◆ DATA LISTING ◆
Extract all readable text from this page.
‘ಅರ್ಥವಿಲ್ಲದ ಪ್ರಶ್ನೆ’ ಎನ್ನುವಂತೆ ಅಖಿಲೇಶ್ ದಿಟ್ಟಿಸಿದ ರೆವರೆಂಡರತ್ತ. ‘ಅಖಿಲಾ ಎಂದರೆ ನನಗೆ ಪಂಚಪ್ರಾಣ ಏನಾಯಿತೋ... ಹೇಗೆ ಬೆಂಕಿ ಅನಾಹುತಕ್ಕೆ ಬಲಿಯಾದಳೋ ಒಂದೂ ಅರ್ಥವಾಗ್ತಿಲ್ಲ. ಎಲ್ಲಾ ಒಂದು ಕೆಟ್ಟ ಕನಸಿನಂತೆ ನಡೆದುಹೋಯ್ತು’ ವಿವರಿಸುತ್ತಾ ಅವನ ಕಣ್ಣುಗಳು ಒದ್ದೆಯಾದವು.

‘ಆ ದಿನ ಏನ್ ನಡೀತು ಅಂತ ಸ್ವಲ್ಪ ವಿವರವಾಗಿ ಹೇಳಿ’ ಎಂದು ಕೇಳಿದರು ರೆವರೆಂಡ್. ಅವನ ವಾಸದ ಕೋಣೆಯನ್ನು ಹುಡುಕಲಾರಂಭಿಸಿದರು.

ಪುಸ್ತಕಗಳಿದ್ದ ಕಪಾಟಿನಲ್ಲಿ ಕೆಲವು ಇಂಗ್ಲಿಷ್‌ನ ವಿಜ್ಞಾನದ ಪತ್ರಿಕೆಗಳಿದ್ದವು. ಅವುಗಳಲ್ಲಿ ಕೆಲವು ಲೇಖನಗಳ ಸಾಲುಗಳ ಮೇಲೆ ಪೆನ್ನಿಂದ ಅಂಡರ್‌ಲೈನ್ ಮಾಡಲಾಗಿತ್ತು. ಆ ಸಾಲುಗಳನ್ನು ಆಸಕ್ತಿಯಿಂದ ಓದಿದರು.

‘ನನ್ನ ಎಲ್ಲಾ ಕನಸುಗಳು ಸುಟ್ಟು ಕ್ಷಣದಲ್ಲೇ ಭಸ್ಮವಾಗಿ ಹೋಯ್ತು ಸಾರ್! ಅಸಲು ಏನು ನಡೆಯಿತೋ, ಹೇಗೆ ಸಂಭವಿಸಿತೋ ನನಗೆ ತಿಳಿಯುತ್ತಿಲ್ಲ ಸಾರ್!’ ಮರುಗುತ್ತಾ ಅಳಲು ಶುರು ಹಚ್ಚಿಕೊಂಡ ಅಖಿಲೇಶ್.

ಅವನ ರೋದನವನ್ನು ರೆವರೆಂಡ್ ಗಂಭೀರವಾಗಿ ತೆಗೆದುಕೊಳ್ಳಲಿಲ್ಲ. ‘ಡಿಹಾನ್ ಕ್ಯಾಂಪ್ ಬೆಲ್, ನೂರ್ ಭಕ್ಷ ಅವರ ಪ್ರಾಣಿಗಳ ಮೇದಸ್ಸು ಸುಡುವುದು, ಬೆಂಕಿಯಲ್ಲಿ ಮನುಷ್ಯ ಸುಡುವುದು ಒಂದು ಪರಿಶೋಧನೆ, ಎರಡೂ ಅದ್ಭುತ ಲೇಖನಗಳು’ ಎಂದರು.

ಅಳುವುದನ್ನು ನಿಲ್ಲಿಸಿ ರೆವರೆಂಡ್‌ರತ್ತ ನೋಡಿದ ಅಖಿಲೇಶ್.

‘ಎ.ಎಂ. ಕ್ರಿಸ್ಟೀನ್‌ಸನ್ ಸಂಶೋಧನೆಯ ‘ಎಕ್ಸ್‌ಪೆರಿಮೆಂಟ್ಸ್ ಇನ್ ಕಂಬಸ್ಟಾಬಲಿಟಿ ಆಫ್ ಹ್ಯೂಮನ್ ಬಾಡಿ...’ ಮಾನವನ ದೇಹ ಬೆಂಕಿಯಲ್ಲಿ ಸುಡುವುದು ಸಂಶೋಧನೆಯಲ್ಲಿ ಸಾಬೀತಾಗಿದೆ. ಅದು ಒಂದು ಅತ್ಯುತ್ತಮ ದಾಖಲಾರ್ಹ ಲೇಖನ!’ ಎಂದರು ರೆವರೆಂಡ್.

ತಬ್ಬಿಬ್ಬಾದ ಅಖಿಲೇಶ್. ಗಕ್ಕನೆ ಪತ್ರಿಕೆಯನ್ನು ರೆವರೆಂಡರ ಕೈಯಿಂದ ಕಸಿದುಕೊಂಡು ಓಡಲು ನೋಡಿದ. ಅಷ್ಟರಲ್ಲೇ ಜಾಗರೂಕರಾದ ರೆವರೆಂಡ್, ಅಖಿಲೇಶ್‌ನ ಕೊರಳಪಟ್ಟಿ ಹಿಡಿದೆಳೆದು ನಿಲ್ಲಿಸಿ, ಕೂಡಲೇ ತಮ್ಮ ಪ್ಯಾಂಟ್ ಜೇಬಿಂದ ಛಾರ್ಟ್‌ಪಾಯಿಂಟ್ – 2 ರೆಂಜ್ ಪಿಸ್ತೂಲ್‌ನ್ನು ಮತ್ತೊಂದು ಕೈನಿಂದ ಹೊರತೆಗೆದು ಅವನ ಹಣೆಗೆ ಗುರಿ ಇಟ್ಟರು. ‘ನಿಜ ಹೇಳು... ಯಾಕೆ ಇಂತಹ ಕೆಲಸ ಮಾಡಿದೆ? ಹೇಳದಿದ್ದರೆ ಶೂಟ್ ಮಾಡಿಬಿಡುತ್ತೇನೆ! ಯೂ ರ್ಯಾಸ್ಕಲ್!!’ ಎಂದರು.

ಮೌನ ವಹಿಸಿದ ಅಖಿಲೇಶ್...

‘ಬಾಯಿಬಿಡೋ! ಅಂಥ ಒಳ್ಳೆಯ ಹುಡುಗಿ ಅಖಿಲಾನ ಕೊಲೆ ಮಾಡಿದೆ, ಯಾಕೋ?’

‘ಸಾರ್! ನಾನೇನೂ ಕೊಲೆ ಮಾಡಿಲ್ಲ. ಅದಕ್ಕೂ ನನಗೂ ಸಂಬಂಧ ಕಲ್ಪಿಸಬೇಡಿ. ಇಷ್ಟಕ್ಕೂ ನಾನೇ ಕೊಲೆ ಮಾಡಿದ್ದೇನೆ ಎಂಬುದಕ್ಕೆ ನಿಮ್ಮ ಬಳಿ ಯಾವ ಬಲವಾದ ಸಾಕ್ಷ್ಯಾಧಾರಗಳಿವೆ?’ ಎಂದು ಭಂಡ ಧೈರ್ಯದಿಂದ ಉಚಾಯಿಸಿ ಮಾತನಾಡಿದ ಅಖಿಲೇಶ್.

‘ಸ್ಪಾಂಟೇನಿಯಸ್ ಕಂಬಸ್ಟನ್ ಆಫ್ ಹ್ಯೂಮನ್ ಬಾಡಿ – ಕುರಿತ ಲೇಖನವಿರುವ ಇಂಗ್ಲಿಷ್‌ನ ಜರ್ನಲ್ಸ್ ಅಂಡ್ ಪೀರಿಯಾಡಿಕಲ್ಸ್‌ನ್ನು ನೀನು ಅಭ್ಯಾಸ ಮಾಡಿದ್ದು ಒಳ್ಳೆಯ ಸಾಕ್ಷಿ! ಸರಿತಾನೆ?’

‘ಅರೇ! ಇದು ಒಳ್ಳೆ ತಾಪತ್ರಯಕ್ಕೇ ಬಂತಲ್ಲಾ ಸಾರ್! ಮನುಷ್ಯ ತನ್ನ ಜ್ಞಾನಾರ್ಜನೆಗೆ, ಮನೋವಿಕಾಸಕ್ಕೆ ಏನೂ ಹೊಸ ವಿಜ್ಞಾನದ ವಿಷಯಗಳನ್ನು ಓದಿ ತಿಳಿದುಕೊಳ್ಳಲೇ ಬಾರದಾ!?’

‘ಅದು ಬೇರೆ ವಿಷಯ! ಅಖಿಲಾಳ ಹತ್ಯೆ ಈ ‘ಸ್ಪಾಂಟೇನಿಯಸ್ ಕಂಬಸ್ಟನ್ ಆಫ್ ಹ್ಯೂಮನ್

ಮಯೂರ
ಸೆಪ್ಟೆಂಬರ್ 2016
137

◆ WORK INSTRUCTIONS ◆
Your answer should be a single number: the count of lines in the data that include the word "ಖನಗಳ".

◆ RESPONSE FOR THIS EXERCISE ◆
2